Problem to solve => List all lines of the data that include the string "تاریخ".

───── Input rows

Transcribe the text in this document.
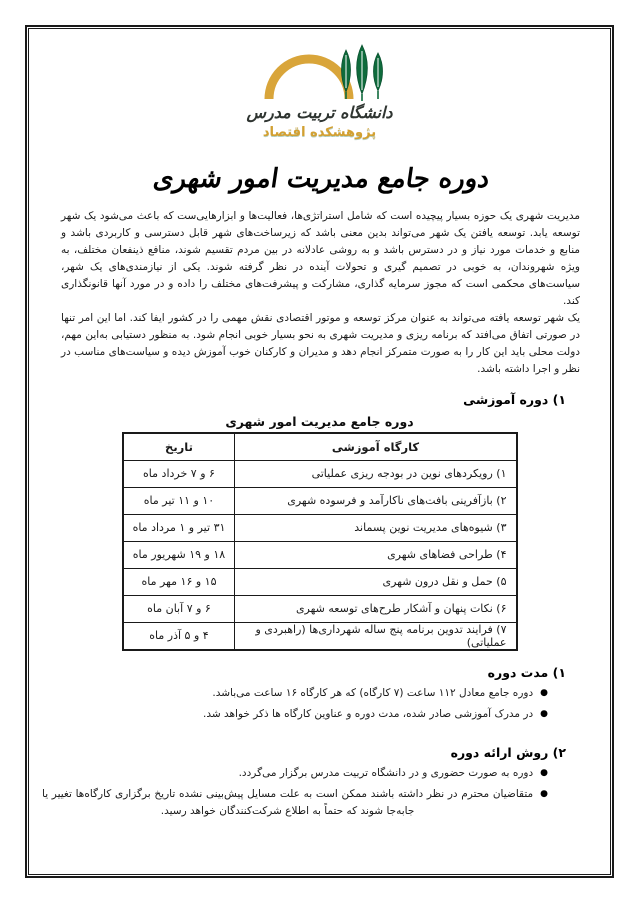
دانشگاه تربیت مدرس
پژوهشکده اقتصاد
دوره جامع مدیریت امور شهری

مدیریت شهری یک حوزه بسیار پیچیده است که شامل استراتژی‌ها، فعالیت‌ها و ابزارهایی‌ست که باعث می‌شود یک شهر توسعه یابد. توسعه یافتن یک شهر می‌تواند بدین معنی باشد که زیرساخت‌های شهر قابل دسترسی و کاربردی باشد و منابع و خدمات مورد نیاز و در دسترس باشد و به روشی عادلانه در بین مردم تقسیم شوند، منافع ذینفعان مختلف، به ویژه شهروندان، به خوبی در تصمیم گیری و تحولات آینده در نظر گرفته شوند. یکی از نیازمندی‌های یک شهر، سیاست‌های محکمی است که مجوز سرمایه گذاری، مشارکت و پیشرفت‌های مختلف را داده و در مورد آنها قانونگذاری کند.

یک شهر توسعه یافته می‌تواند به عنوان مرکز توسعه و موتور اقتصادی نقش مهمی را در کشور ایفا کند. اما این امر تنها در صورتی اتفاق می‌افتد که برنامه ریزی و مدیریت شهری به نحو بسیار خوبی انجام شود. به منظور دستیابی به‌این مهم، دولت محلی باید این کار را به صورت متمرکز انجام دهد و مدیران و کارکنان خوب آموزش دیده و سیاست‌های مناسب در نظر و اجرا داشته باشد.

۱) دوره آموزشی
دوره جامع مدیریت امور شهری
کارگاه آموزشی	تاریخ
۱) رویکردهای نوین در بودجه ریزی عملیاتی	۶ و ۷ خرداد ماه
۲) بازآفرینی بافت‌های ناکارآمد و فرسوده شهری	۱۰ و ۱۱ تیر ماه
۳) شیوه‌های مدیریت نوین پسماند	۳۱ تیر و ۱ مرداد ماه
۴) طراحی فضاهای شهری	۱۸ و ۱۹ شهریور ماه
۵) حمل و نقل درون شهری	۱۵ و ۱۶ مهر ماه
۶) نکات پنهان و آشکار طرح‌های توسعه شهری	۶ و ۷ آبان ماه
۷) فرایند تدوین برنامه پنج ساله شهرداری‌ها (راهبردی و عملیاتی)	۴ و ۵ آذر ماه
۱) مدت دوره
●
دوره جامع معادل ۱۱۲ ساعت (۷ کارگاه) که هر کارگاه ۱۶ ساعت می‌باشد.
●
در مدرک آموزشی صادر شده، مدت دوره و عناوین کارگاه ها ذکر خواهد شد.
۲) روش ارائه دوره
●
دوره به صورت حضوری و در دانشگاه تربیت مدرس برگزار می‌گردد.
●
متقاضیان محترم در نظر داشته باشند ممکن است به علت مسایل پیش‌بینی نشده تاریخ برگزاری کارگاه‌ها تغییر یا جابه‌جا شوند که حتماً به اطلاع شرکت‌کنندگان خواهد رسید.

──────────

Exercise output =>
کارگاه آموزشی	تاریخ
متقاضیان محترم در نظر داشته باشند ممکن است به علت مسایل پیش‌بینی نشده تاریخ برگزاری کارگاه‌ها تغییر یا جابه‌جا شوند که حتماً به اطلاع شرکت‌کنندگان خواهد رسید.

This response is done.